■ **Problem**
Retype all the entries word for word, but omit the pictures.

Items listed in a dataset:
'''

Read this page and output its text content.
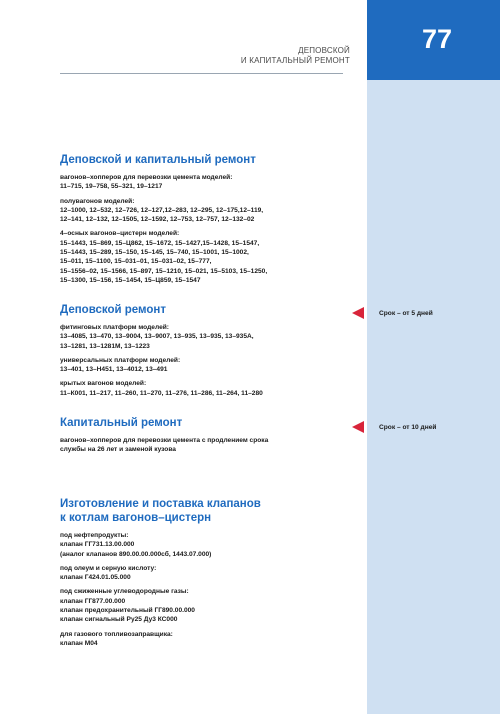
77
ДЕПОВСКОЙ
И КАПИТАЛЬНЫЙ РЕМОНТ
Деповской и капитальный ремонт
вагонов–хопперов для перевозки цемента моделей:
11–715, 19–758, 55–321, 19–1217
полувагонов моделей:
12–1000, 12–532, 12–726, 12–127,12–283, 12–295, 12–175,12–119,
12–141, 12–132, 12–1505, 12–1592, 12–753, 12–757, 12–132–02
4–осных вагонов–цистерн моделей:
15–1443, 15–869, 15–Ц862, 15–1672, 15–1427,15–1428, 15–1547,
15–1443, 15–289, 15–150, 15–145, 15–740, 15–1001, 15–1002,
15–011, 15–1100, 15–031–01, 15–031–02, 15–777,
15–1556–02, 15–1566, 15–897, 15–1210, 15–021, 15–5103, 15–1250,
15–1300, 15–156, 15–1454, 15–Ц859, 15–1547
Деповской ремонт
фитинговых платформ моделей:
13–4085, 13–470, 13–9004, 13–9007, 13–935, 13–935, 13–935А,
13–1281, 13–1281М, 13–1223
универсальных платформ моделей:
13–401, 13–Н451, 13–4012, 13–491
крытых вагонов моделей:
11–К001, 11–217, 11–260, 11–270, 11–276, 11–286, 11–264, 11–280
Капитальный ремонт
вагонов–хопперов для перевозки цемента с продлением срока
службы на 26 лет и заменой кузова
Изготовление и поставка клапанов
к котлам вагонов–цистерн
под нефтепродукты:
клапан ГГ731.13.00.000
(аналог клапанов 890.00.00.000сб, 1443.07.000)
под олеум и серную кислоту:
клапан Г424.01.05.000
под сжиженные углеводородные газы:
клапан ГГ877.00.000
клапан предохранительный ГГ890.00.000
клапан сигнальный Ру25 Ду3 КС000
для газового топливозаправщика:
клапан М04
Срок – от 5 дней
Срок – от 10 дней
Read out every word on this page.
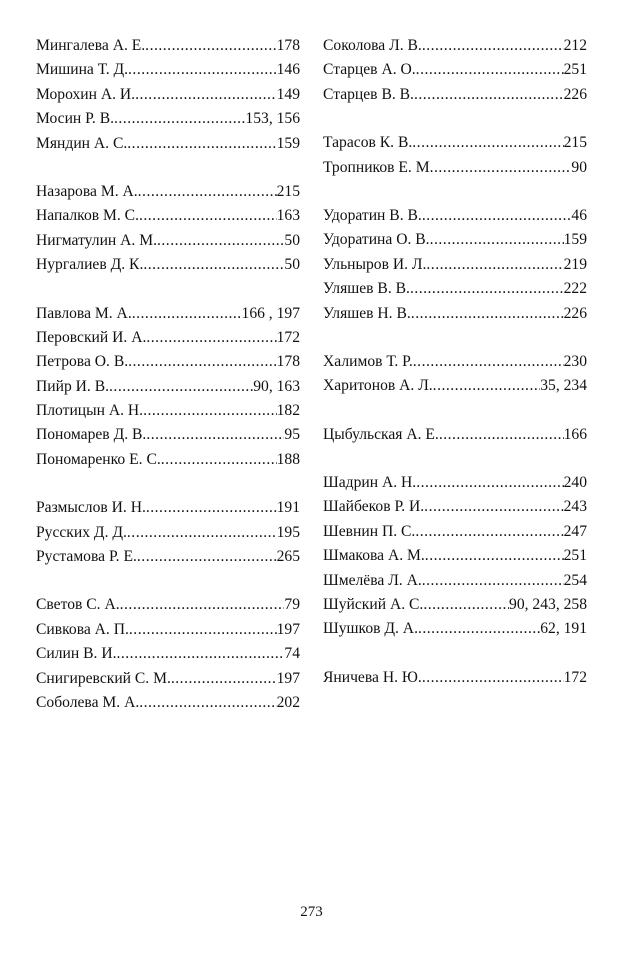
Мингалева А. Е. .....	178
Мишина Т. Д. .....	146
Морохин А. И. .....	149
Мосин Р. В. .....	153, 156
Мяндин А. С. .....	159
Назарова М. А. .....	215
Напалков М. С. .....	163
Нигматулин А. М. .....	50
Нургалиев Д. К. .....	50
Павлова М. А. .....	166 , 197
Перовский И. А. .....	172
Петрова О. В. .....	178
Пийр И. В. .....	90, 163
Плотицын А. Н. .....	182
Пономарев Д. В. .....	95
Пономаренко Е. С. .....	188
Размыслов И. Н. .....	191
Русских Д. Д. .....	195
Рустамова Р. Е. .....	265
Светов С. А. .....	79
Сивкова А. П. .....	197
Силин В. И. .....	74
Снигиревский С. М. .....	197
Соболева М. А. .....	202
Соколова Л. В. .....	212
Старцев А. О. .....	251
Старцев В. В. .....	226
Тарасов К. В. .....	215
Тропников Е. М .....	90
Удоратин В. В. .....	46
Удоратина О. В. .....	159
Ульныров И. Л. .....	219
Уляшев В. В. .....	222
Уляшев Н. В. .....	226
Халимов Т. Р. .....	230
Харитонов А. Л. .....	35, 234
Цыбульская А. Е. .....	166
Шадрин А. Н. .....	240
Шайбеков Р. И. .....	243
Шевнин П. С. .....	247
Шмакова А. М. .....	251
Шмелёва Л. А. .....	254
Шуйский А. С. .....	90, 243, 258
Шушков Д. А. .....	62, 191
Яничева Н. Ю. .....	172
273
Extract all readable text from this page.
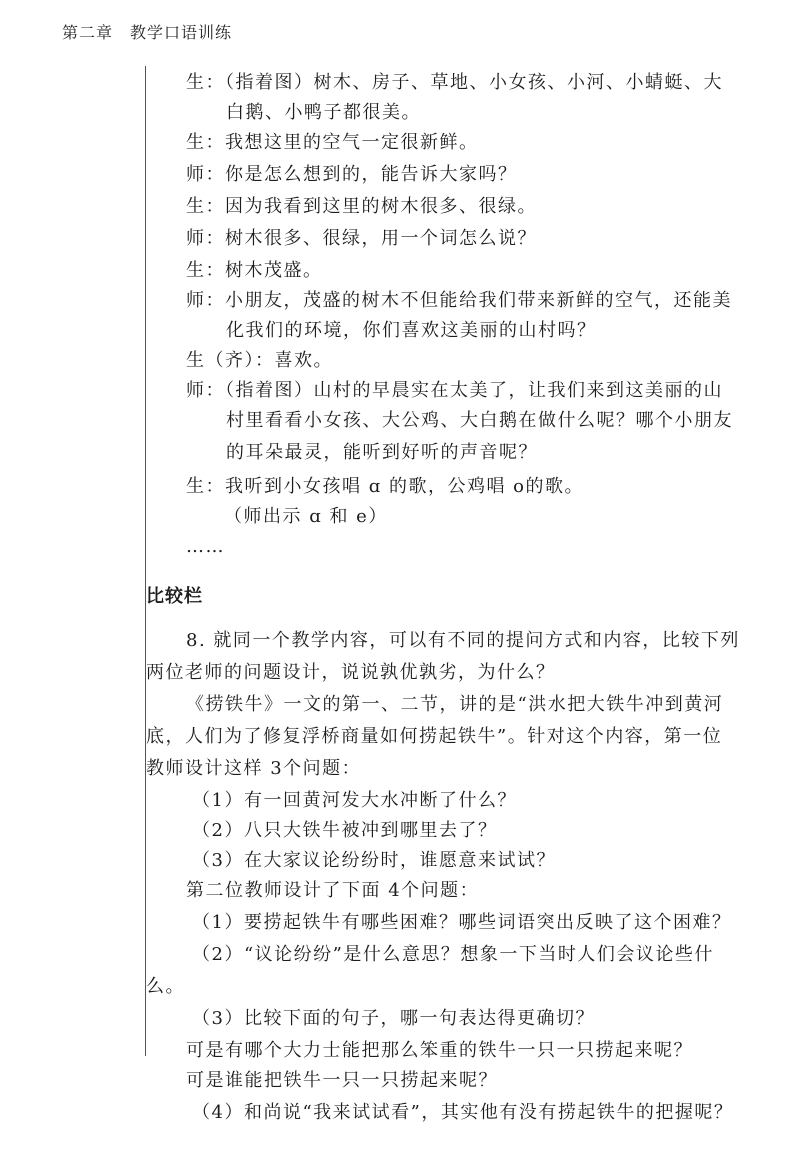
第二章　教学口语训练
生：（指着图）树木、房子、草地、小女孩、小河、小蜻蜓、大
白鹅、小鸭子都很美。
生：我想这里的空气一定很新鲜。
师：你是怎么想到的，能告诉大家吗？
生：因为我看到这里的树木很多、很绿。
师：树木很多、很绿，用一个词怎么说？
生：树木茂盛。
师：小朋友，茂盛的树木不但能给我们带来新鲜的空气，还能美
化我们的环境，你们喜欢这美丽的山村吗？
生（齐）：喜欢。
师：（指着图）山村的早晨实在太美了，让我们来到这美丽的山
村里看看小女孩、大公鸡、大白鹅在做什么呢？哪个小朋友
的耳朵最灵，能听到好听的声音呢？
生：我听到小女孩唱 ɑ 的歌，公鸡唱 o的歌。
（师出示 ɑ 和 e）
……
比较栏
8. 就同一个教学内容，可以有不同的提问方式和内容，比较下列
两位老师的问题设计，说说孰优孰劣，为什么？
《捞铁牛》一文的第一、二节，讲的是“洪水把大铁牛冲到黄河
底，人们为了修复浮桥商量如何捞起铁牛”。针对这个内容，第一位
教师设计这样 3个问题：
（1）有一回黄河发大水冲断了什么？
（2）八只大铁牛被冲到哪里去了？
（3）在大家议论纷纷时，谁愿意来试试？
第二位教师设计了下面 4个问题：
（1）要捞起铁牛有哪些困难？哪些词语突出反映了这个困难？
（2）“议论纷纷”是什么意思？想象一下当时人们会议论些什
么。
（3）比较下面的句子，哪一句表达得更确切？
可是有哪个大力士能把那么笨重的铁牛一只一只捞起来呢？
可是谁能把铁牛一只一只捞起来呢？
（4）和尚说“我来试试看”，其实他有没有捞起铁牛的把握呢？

'''

■ **Result of this exercise**
Read this page and output its text content.
77
ДЕПОВСКОЙ
И КАПИТАЛЬНЫЙ РЕМОНТ
Деповской и капитальный ремонт
вагонов–хопперов для перевозки цемента моделей:
11–715, 19–758, 55–321, 19–1217
полувагонов моделей:
12–1000, 12–532, 12–726, 12–127,12–283, 12–295, 12–175,12–119,
12–141, 12–132, 12–1505, 12–1592, 12–753, 12–757, 12–132–02
4–осных вагонов–цистерн моделей:
15–1443, 15–869, 15–Ц862, 15–1672, 15–1427,15–1428, 15–1547,
15–1443, 15–289, 15–150, 15–145, 15–740, 15–1001, 15–1002,
15–011, 15–1100, 15–031–01, 15–031–02, 15–777,
15–1556–02, 15–1566, 15–897, 15–1210, 15–021, 15–5103, 15–1250,
15–1300, 15–156, 15–1454, 15–Ц859, 15–1547
Деповской ремонт
фитинговых платформ моделей:
13–4085, 13–470, 13–9004, 13–9007, 13–935, 13–935, 13–935А,
13–1281, 13–1281М, 13–1223
универсальных платформ моделей:
13–401, 13–Н451, 13–4012, 13–491
крытых вагонов моделей:
11–К001, 11–217, 11–260, 11–270, 11–276, 11–286, 11–264, 11–280
Капитальный ремонт
вагонов–хопперов для перевозки цемента с продлением срока
службы на 26 лет и заменой кузова
Изготовление и поставка клапанов
к котлам вагонов–цистерн
под нефтепродукты:
клапан ГГ731.13.00.000
(аналог клапанов 890.00.00.000сб, 1443.07.000)
под олеум и серную кислоту:
клапан Г424.01.05.000
под сжиженные углеводородные газы:
клапан ГГ877.00.000
клапан предохранительный ГГ890.00.000
клапан сигнальный Ру25 Ду3 КС000
для газового топливозаправщика:
клапан М04
Срок – от 5 дней
Срок – от 10 дней
Read out every word on this page.
Мингалева А. Е. .....	178
Мишина Т. Д. .....	146
Морохин А. И. .....	149
Мосин Р. В. .....	153, 156
Мяндин А. С. .....	159
Назарова М. А. .....	215
Напалков М. С. .....	163
Нигматулин А. М. .....	50
Нургалиев Д. К. .....	50
Павлова М. А. .....	166 , 197
Перовский И. А. .....	172
Петрова О. В. .....	178
Пийр И. В. .....	90, 163
Плотицын А. Н. .....	182
Пономарев Д. В. .....	95
Пономаренко Е. С. .....	188
Размыслов И. Н. .....	191
Русских Д. Д. .....	195
Рустамова Р. Е. .....	265
Светов С. А. .....	79
Сивкова А. П. .....	197
Силин В. И. .....	74
Снигиревский С. М. .....	197
Соболева М. А. .....	202
Соколова Л. В. .....	212
Старцев А. О. .....	251
Старцев В. В. .....	226
Тарасов К. В. .....	215
Тропников Е. М .....	90
Удоратин В. В. .....	46
Удоратина О. В. .....	159
Ульныров И. Л. .....	219
Уляшев В. В. .....	222
Уляшев Н. В. .....	226
Халимов Т. Р. .....	230
Харитонов А. Л. .....	35, 234
Цыбульская А. Е. .....	166
Шадрин А. Н. .....	240
Шайбеков Р. И. .....	243
Шевнин П. С. .....	247
Шмакова А. М. .....	251
Шмелёва Л. А. .....	254
Шуйский А. С. .....	90, 243, 258
Шушков Д. А. .....	62, 191
Яничева Н. Ю. .....	172
273
Extract all readable text from this page.
第二章　教学口语训练
生：（指着图）树木、房子、草地、小女孩、小河、小蜻蜓、大
白鹅、小鸭子都很美。
生：我想这里的空气一定很新鲜。
师：你是怎么想到的，能告诉大家吗？
生：因为我看到这里的树木很多、很绿。
师：树木很多、很绿，用一个词怎么说？
生：树木茂盛。
师：小朋友，茂盛的树木不但能给我们带来新鲜的空气，还能美
化我们的环境，你们喜欢这美丽的山村吗？
生（齐）：喜欢。
师：（指着图）山村的早晨实在太美了，让我们来到这美丽的山
村里看看小女孩、大公鸡、大白鹅在做什么呢？哪个小朋友
的耳朵最灵，能听到好听的声音呢？
生：我听到小女孩唱 ɑ 的歌，公鸡唱 o的歌。
（师出示 ɑ 和 e）
……
比较栏
8. 就同一个教学内容，可以有不同的提问方式和内容，比较下列
两位老师的问题设计，说说孰优孰劣，为什么？
《捞铁牛》一文的第一、二节，讲的是“洪水把大铁牛冲到黄河
底，人们为了修复浮桥商量如何捞起铁牛”。针对这个内容，第一位
教师设计这样 3个问题：
（1）有一回黄河发大水冲断了什么？
（2）八只大铁牛被冲到哪里去了？
（3）在大家议论纷纷时，谁愿意来试试？
第二位教师设计了下面 4个问题：
（1）要捞起铁牛有哪些困难？哪些词语突出反映了这个困难？
（2）“议论纷纷”是什么意思？想象一下当时人们会议论些什
么。
（3）比较下面的句子，哪一句表达得更确切？
可是有哪个大力士能把那么笨重的铁牛一只一只捞起来呢？
可是谁能把铁牛一只一只捞起来呢？
（4）和尚说“我来试试看”，其实他有没有捞起铁牛的把握呢？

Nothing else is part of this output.